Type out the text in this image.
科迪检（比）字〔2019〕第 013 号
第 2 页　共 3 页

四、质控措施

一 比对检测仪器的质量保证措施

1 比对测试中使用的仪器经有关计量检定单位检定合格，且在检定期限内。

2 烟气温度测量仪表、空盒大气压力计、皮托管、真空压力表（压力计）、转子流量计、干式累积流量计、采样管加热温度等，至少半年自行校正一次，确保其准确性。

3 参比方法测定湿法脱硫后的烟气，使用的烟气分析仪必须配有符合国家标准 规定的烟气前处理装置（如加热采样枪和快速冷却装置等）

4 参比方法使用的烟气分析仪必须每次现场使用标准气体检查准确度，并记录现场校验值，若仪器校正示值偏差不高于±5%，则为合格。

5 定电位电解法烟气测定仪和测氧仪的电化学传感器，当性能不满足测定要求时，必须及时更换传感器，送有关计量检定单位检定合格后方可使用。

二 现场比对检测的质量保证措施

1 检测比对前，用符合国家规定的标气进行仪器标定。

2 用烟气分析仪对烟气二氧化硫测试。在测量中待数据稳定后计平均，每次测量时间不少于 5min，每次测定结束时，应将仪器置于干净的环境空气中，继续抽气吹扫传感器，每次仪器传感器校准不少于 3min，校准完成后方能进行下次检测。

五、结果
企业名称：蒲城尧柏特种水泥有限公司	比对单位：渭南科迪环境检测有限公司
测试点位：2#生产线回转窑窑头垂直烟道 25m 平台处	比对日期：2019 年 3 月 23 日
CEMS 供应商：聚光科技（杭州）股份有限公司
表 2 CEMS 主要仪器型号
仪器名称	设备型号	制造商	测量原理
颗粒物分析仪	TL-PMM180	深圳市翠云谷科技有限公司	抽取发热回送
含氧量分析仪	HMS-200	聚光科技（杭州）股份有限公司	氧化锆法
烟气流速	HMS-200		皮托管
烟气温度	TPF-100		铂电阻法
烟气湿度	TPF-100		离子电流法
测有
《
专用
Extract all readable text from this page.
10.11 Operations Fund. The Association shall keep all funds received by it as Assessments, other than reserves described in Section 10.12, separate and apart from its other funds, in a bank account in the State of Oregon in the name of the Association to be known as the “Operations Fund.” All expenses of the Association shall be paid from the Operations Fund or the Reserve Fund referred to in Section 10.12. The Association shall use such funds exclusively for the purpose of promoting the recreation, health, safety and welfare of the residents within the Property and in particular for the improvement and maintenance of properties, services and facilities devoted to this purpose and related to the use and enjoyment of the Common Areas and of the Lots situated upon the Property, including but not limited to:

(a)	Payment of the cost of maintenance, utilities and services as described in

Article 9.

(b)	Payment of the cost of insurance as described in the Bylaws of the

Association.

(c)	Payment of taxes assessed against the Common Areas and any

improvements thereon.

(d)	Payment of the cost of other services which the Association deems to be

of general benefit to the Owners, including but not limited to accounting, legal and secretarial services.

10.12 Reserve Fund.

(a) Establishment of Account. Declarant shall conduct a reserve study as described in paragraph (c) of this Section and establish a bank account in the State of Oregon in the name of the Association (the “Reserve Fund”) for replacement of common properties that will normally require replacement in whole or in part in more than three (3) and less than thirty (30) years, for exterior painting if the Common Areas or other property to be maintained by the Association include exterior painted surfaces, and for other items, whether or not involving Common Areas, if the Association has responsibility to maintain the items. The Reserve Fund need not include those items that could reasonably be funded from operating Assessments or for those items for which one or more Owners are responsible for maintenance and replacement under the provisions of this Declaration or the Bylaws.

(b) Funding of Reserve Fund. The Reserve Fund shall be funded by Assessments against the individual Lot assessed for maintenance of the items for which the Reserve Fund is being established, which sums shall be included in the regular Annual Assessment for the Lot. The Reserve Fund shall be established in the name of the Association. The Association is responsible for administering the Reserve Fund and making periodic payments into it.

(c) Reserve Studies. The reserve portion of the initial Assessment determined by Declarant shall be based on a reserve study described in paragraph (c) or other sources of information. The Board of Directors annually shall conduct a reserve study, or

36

------

• **WHAT TO WORK ON**: The lines above should be duplicated exactly.

• **OUTPUT FOR THIS EXERCISE**:
Type out the text in this image.
科迪检（比）字〔2019〕第 013 号
第 2 页　共 3 页

四、质控措施

一 比对检测仪器的质量保证措施

1 比对测试中使用的仪器经有关计量检定单位检定合格，且在检定期限内。

2 烟气温度测量仪表、空盒大气压力计、皮托管、真空压力表（压力计）、转子流量计、干式累积流量计、采样管加热温度等，至少半年自行校正一次，确保其准确性。

3 参比方法测定湿法脱硫后的烟气，使用的烟气分析仪必须配有符合国家标准 规定的烟气前处理装置（如加热采样枪和快速冷却装置等）

4 参比方法使用的烟气分析仪必须每次现场使用标准气体检查准确度，并记录现场校验值，若仪器校正示值偏差不高于±5%，则为合格。

5 定电位电解法烟气测定仪和测氧仪的电化学传感器，当性能不满足测定要求时，必须及时更换传感器，送有关计量检定单位检定合格后方可使用。

二 现场比对检测的质量保证措施

1 检测比对前，用符合国家规定的标气进行仪器标定。

2 用烟气分析仪对烟气二氧化硫测试。在测量中待数据稳定后计平均，每次测量时间不少于 5min，每次测定结束时，应将仪器置于干净的环境空气中，继续抽气吹扫传感器，每次仪器传感器校准不少于 3min，校准完成后方能进行下次检测。

五、结果
企业名称：蒲城尧柏特种水泥有限公司	比对单位：渭南科迪环境检测有限公司
测试点位：2#生产线回转窑窑头垂直烟道 25m 平台处	比对日期：2019 年 3 月 23 日
CEMS 供应商：聚光科技（杭州）股份有限公司
表 2 CEMS 主要仪器型号
仪器名称	设备型号	制造商	测量原理
颗粒物分析仪	TL-PMM180	深圳市翠云谷科技有限公司	抽取发热回送
含氧量分析仪	HMS-200	聚光科技（杭州）股份有限公司	氧化锆法
烟气流速	HMS-200		皮托管
烟气温度	TPF-100		铂电阻法
烟气湿度	TPF-100		离子电流法
测有
《
专用
Extract all readable text from this page.
10.11 Operations Fund. The Association shall keep all funds received by it as Assessments, other than reserves described in Section 10.12, separate and apart from its other funds, in a bank account in the State of Oregon in the name of the Association to be known as the “Operations Fund.” All expenses of the Association shall be paid from the Operations Fund or the Reserve Fund referred to in Section 10.12. The Association shall use such funds exclusively for the purpose of promoting the recreation, health, safety and welfare of the residents within the Property and in particular for the improvement and maintenance of properties, services and facilities devoted to this purpose and related to the use and enjoyment of the Common Areas and of the Lots situated upon the Property, including but not limited to:

(a)	Payment of the cost of maintenance, utilities and services as described in

Article 9.

(b)	Payment of the cost of insurance as described in the Bylaws of the

Association.

(c)	Payment of taxes assessed against the Common Areas and any

improvements thereon.

(d)	Payment of the cost of other services which the Association deems to be

of general benefit to the Owners, including but not limited to accounting, legal and secretarial services.

10.12 Reserve Fund.

(a) Establishment of Account. Declarant shall conduct a reserve study as described in paragraph (c) of this Section and establish a bank account in the State of Oregon in the name of the Association (the “Reserve Fund”) for replacement of common properties that will normally require replacement in whole or in part in more than three (3) and less than thirty (30) years, for exterior painting if the Common Areas or other property to be maintained by the Association include exterior painted surfaces, and for other items, whether or not involving Common Areas, if the Association has responsibility to maintain the items. The Reserve Fund need not include those items that could reasonably be funded from operating Assessments or for those items for which one or more Owners are responsible for maintenance and replacement under the provisions of this Declaration or the Bylaws.

(b) Funding of Reserve Fund. The Reserve Fund shall be funded by Assessments against the individual Lot assessed for maintenance of the items for which the Reserve Fund is being established, which sums shall be included in the regular Annual Assessment for the Lot. The Reserve Fund shall be established in the name of the Association. The Association is responsible for administering the Reserve Fund and making periodic payments into it.

(c) Reserve Studies. The reserve portion of the initial Assessment determined by Declarant shall be based on a reserve study described in paragraph (c) or other sources of information. The Board of Directors annually shall conduct a reserve study, or

36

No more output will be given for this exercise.